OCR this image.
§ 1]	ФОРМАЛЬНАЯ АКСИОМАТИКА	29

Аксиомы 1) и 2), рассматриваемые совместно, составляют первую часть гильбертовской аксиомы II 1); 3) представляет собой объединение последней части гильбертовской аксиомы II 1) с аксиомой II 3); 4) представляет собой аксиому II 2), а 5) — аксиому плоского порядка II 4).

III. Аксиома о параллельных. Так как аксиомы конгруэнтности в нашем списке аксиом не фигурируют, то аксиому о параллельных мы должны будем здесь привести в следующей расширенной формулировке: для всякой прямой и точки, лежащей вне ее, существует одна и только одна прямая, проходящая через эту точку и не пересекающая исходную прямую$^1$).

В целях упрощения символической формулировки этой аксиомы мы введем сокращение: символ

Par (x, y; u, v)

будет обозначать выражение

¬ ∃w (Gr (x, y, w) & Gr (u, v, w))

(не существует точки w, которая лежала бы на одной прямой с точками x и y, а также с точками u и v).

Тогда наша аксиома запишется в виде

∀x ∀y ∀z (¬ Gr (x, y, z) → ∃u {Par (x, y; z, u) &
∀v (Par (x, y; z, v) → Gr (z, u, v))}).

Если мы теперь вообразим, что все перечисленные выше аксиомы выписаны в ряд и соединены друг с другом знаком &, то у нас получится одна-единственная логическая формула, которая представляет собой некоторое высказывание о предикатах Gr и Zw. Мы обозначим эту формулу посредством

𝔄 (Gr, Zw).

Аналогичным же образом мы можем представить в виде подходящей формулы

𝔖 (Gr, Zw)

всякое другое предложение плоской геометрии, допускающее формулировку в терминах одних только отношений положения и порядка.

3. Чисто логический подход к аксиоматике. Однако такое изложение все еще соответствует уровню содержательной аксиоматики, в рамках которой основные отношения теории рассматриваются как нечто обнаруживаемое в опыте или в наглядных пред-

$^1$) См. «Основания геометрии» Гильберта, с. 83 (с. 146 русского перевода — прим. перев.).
• • • •
Read the data above and pull out each line that holds the string "представляет".

→ THE RESULT
Аксиомы 1) и 2), рассматриваемые совместно, составляют первую часть гильбертовской аксиомы II 1); 3) представляет собой объединение последней части гильбертовской аксиомы II 1) с аксиомой II 3); 4) представляет собой аксиому II 2), а 5) — аксиому плоского порядка II 4).
Если мы теперь вообразим, что все перечисленные выше аксиомы выписаны в ряд и соединены друг с другом знаком &, то у нас получится одна-единственная логическая формула, которая представляет собой некоторое высказывание о предикатах Gr и Zw. Мы обозначим эту формулу посредством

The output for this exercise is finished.